**Given instruction:** Print out the material that follows word for word.

Collected data:

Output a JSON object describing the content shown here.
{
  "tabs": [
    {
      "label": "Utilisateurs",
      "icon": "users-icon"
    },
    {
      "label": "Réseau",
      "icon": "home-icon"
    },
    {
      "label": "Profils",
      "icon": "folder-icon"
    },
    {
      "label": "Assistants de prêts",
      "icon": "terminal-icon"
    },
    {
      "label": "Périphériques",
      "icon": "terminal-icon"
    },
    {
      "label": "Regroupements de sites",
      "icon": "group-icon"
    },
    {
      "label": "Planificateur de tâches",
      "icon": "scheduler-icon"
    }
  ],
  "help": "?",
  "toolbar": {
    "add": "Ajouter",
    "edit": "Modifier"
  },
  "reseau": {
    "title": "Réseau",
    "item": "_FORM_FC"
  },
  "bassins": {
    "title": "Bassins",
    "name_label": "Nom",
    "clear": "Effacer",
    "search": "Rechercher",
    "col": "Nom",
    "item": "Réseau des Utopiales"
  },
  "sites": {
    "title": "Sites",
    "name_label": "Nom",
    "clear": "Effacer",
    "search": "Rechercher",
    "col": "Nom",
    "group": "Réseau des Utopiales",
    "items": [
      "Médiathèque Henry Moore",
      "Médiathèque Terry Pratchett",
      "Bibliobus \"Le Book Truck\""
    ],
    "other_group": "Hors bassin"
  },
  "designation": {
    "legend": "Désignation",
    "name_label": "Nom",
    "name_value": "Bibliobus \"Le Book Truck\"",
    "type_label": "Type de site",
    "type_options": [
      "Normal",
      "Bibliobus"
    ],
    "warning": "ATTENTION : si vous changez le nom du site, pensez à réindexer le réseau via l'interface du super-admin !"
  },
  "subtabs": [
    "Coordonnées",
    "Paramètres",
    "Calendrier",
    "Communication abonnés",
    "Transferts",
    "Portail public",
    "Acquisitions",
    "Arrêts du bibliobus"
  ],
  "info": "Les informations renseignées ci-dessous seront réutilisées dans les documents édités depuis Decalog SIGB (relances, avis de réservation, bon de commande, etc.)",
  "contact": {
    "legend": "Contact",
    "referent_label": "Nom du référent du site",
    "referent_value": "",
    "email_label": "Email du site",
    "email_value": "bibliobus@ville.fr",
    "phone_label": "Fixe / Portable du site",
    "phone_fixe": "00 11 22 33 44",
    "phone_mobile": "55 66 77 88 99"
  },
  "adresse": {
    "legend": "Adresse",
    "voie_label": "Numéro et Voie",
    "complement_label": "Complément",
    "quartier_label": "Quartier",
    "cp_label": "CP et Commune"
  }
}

**Answer:**
Output a JSON object describing the content shown here.
{
  "tabs": [
    {
      "label": "Utilisateurs",
      "icon": "users-icon"
    },
    {
      "label": "Réseau",
      "icon": "home-icon"
    },
    {
      "label": "Profils",
      "icon": "folder-icon"
    },
    {
      "label": "Assistants de prêts",
      "icon": "terminal-icon"
    },
    {
      "label": "Périphériques",
      "icon": "terminal-icon"
    },
    {
      "label": "Regroupements de sites",
      "icon": "group-icon"
    },
    {
      "label": "Planificateur de tâches",
      "icon": "scheduler-icon"
    }
  ],
  "help": "?",
  "toolbar": {
    "add": "Ajouter",
    "edit": "Modifier"
  },
  "reseau": {
    "title": "Réseau",
    "item": "_FORM_FC"
  },
  "bassins": {
    "title": "Bassins",
    "name_label": "Nom",
    "clear": "Effacer",
    "search": "Rechercher",
    "col": "Nom",
    "item": "Réseau des Utopiales"
  },
  "sites": {
    "title": "Sites",
    "name_label": "Nom",
    "clear": "Effacer",
    "search": "Rechercher",
    "col": "Nom",
    "group": "Réseau des Utopiales",
    "items": [
      "Médiathèque Henry Moore",
      "Médiathèque Terry Pratchett",
      "Bibliobus \"Le Book Truck\""
    ],
    "other_group": "Hors bassin"
  },
  "designation": {
    "legend": "Désignation",
    "name_label": "Nom",
    "name_value": "Bibliobus \"Le Book Truck\"",
    "type_label": "Type de site",
    "type_options": [
      "Normal",
      "Bibliobus"
    ],
    "warning": "ATTENTION : si vous changez le nom du site, pensez à réindexer le réseau via l'interface du super-admin !"
  },
  "subtabs": [
    "Coordonnées",
    "Paramètres",
    "Calendrier",
    "Communication abonnés",
    "Transferts",
    "Portail public",
    "Acquisitions",
    "Arrêts du bibliobus"
  ],
  "info": "Les informations renseignées ci-dessous seront réutilisées dans les documents édités depuis Decalog SIGB (relances, avis de réservation, bon de commande, etc.)",
  "contact": {
    "legend": "Contact",
    "referent_label": "Nom du référent du site",
    "referent_value": "",
    "email_label": "Email du site",
    "email_value": "bibliobus@ville.fr",
    "phone_label": "Fixe / Portable du site",
    "phone_fixe": "00 11 22 33 44",
    "phone_mobile": "55 66 77 88 99"
  },
  "adresse": {
    "legend": "Adresse",
    "voie_label": "Numéro et Voie",
    "complement_label": "Complément",
    "quartier_label": "Quartier",
    "cp_label": "CP et Commune"
  }
}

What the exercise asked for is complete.